## Start DATA SHOWN

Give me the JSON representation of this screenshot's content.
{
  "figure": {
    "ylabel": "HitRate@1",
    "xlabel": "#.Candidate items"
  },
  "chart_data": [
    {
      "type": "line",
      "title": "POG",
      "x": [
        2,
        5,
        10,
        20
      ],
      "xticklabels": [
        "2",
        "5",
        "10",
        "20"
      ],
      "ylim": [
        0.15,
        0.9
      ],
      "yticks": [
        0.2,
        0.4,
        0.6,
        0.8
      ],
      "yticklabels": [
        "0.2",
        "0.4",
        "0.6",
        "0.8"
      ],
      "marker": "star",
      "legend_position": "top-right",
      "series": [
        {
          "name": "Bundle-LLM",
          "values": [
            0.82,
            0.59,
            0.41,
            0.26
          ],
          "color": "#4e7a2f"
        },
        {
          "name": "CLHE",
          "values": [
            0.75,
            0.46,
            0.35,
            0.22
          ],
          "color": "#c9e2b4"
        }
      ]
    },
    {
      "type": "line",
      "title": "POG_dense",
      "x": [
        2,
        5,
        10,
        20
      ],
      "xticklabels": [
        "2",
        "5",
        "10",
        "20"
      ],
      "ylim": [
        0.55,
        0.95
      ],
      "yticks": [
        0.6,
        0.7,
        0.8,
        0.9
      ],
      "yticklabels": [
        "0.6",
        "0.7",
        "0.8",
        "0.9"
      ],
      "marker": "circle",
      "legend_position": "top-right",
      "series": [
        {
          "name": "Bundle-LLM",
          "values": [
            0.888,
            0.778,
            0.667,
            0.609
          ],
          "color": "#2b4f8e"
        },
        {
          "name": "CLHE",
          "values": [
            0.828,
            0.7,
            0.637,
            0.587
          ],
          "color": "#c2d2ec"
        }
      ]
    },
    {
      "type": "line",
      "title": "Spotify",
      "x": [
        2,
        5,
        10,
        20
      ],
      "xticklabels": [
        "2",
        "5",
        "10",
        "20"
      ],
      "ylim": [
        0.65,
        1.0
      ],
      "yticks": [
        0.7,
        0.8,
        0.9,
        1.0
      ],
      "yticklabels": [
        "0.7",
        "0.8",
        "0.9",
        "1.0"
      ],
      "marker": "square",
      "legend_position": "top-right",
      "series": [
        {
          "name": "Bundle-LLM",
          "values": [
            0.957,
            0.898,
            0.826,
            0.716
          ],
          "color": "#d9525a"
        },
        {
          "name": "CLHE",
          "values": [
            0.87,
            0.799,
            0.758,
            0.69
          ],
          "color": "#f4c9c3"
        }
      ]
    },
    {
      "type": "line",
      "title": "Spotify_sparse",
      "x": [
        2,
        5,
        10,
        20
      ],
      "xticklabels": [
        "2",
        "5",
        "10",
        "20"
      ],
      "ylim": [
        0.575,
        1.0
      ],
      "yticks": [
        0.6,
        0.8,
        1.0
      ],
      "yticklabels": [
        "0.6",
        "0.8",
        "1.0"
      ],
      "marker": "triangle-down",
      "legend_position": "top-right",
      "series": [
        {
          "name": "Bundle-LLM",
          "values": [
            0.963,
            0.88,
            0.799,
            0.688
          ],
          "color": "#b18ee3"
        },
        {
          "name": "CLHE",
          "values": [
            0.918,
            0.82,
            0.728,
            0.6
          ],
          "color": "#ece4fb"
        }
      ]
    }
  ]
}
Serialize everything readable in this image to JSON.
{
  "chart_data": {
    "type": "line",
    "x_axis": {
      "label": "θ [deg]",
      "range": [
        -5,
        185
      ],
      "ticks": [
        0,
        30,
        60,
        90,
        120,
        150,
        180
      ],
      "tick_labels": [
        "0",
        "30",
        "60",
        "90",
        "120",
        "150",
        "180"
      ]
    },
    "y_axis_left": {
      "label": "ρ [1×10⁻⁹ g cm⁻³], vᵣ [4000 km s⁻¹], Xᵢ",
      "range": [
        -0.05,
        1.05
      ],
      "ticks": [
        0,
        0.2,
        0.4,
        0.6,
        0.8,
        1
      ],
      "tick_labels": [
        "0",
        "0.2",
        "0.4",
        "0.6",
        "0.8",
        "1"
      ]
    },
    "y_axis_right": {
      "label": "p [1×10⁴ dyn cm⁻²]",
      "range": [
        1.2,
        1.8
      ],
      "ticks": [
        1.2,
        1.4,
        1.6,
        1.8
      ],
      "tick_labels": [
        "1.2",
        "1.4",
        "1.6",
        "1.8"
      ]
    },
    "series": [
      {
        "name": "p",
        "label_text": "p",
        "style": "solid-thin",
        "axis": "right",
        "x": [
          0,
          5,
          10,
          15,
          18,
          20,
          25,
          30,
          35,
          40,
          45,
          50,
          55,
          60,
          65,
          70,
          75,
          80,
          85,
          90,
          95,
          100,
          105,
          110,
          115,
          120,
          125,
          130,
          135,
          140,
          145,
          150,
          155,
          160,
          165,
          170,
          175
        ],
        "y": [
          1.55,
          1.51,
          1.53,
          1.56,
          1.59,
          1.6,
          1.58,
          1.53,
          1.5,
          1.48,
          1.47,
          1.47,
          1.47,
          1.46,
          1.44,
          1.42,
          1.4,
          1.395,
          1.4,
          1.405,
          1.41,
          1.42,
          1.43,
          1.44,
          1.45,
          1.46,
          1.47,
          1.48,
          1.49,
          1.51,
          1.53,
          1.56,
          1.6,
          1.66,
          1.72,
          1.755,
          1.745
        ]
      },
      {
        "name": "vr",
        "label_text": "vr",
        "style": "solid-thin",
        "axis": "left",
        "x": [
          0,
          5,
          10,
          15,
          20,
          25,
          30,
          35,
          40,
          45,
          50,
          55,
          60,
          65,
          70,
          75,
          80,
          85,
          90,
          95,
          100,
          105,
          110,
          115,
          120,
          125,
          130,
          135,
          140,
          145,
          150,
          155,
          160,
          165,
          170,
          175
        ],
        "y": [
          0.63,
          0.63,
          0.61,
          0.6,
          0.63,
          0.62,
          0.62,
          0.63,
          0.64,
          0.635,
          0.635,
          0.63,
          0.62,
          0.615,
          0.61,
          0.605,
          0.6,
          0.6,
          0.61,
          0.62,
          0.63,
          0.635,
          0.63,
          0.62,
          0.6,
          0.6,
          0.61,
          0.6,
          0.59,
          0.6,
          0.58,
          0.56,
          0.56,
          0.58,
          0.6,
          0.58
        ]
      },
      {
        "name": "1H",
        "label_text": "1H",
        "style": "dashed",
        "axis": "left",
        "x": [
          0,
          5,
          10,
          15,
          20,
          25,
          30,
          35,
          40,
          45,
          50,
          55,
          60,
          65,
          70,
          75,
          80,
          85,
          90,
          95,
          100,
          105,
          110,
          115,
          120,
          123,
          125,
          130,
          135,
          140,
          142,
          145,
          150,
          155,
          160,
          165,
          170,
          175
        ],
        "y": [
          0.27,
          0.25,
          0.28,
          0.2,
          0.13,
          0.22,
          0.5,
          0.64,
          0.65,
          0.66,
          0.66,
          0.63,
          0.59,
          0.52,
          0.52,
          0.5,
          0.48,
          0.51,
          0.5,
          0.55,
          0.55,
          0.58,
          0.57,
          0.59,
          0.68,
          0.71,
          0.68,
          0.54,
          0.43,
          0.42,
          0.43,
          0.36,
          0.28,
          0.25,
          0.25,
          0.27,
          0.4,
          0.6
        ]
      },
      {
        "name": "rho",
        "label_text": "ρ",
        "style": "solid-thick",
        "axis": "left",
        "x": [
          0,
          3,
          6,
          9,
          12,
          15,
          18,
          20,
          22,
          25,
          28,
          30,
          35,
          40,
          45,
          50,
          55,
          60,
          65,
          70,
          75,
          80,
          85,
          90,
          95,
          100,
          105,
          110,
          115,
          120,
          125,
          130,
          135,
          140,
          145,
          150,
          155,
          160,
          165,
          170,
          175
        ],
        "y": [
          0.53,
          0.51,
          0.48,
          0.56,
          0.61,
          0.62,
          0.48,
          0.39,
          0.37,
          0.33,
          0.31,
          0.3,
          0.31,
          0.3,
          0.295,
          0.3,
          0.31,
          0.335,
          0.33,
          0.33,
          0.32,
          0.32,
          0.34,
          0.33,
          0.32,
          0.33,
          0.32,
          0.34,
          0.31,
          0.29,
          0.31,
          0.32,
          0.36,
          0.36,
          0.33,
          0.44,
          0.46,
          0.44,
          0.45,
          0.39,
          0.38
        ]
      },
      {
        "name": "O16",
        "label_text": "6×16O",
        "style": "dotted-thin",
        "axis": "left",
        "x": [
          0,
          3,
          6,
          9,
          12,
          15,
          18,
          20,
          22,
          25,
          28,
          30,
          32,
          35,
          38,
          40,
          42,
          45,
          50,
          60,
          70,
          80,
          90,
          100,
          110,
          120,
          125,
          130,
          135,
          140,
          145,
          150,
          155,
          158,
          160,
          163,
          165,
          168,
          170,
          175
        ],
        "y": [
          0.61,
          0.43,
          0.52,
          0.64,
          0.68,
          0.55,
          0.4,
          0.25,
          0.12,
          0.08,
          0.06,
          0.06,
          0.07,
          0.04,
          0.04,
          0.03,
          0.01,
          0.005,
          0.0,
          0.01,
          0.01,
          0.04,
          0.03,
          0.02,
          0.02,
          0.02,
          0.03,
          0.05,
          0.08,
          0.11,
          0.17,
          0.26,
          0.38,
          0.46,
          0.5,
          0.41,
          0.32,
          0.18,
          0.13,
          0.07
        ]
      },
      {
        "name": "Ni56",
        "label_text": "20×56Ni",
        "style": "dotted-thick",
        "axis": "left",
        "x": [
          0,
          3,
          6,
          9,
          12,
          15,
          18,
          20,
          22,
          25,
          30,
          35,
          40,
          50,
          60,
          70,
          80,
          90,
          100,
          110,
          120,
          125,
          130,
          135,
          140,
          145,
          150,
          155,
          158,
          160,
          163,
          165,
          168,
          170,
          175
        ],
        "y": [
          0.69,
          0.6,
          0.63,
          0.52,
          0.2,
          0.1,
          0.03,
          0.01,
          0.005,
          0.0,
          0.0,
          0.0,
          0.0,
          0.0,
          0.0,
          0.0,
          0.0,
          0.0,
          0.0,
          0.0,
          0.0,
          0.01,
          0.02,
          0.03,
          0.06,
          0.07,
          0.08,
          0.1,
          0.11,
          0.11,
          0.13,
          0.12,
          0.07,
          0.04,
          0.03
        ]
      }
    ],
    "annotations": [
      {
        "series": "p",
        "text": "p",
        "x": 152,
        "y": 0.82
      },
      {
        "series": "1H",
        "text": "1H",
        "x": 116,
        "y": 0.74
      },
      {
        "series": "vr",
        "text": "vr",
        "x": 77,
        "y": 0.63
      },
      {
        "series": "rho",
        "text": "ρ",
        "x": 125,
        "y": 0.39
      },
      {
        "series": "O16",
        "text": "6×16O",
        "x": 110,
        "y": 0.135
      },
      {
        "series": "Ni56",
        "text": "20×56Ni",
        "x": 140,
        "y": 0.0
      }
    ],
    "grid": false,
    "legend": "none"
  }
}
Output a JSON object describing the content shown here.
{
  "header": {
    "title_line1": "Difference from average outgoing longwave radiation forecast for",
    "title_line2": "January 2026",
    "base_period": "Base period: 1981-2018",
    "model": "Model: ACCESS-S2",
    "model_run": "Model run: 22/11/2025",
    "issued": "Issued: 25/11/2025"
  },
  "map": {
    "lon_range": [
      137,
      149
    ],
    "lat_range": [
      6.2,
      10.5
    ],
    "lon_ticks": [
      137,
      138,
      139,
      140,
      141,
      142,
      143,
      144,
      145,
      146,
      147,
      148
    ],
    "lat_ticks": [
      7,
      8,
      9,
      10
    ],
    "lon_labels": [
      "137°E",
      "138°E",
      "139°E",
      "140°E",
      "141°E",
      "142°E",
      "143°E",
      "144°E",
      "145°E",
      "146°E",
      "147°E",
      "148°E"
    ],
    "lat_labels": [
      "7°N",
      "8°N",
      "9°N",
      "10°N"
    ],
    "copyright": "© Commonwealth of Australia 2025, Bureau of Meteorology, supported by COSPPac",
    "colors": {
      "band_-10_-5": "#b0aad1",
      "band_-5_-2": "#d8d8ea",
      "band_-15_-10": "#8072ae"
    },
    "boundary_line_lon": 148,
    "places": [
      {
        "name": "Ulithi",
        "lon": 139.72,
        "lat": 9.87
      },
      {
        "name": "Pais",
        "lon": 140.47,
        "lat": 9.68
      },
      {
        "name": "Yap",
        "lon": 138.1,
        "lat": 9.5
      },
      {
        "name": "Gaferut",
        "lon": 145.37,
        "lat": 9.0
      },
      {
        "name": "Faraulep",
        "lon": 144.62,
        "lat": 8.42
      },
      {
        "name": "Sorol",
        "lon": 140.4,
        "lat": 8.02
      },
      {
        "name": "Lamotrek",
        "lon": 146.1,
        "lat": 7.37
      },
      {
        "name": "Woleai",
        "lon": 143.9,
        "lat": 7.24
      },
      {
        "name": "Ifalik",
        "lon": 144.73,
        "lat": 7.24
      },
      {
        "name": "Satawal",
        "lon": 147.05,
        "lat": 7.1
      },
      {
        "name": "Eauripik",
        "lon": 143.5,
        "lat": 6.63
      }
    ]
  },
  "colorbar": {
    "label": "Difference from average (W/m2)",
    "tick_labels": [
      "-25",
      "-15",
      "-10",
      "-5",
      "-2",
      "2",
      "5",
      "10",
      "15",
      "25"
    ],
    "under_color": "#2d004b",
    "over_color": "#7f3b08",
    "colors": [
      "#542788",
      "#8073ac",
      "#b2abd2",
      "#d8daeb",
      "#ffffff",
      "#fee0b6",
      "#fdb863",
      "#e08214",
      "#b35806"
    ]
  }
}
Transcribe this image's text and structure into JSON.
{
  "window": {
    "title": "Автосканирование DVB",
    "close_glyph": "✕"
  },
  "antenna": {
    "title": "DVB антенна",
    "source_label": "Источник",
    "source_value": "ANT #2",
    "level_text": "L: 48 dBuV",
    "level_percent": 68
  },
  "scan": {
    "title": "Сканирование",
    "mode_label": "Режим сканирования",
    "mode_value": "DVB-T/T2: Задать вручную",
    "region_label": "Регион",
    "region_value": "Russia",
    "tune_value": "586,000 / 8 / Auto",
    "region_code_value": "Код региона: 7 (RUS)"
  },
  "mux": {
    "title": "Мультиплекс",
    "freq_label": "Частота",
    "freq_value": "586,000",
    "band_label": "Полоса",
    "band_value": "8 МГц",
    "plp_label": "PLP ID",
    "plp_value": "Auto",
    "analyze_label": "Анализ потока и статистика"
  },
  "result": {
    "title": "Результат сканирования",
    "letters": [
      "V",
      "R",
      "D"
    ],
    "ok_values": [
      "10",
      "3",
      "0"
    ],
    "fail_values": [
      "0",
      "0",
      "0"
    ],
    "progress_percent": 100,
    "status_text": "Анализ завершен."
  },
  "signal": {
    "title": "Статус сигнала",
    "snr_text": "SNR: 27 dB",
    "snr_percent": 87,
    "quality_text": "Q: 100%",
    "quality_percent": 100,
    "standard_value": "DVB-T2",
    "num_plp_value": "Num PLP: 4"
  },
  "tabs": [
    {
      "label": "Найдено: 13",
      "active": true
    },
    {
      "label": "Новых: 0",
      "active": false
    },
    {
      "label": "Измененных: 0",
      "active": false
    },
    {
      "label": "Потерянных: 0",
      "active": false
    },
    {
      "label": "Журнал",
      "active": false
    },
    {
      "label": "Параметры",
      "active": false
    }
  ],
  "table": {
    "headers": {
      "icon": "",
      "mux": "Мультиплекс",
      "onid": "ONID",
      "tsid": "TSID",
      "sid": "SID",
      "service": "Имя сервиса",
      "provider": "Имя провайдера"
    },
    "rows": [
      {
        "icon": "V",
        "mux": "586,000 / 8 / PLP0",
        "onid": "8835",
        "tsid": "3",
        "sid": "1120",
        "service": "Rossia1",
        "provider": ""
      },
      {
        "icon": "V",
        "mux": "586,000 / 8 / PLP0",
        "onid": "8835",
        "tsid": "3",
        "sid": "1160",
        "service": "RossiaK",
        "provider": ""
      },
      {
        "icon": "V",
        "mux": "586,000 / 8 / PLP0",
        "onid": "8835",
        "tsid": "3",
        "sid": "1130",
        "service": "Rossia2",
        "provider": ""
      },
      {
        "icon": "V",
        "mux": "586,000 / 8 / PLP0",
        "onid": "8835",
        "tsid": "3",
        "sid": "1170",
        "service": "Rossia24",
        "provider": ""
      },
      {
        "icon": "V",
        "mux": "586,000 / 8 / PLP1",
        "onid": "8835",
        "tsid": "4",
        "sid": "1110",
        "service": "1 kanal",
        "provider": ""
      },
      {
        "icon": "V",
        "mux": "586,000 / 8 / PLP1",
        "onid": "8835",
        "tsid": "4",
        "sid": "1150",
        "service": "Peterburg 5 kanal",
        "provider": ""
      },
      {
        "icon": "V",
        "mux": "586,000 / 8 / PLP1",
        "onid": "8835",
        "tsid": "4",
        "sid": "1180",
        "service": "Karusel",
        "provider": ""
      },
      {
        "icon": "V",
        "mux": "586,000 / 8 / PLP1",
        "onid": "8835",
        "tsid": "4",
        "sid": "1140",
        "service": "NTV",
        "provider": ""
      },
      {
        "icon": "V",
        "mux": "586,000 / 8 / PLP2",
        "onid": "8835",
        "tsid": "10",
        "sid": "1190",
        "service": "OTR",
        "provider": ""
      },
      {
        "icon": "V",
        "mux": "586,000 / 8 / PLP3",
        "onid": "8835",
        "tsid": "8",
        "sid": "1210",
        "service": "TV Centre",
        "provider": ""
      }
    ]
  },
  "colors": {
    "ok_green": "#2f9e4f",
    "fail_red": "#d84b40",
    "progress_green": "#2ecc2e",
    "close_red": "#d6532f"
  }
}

## End DATA SHOWN

INSTRUCTIONS TO FOLLOW: Find the lines above holding the word "thick" and show them.

CORRECT OUTPUT:
        "style": "solid-thick",
        "style": "dotted-thick",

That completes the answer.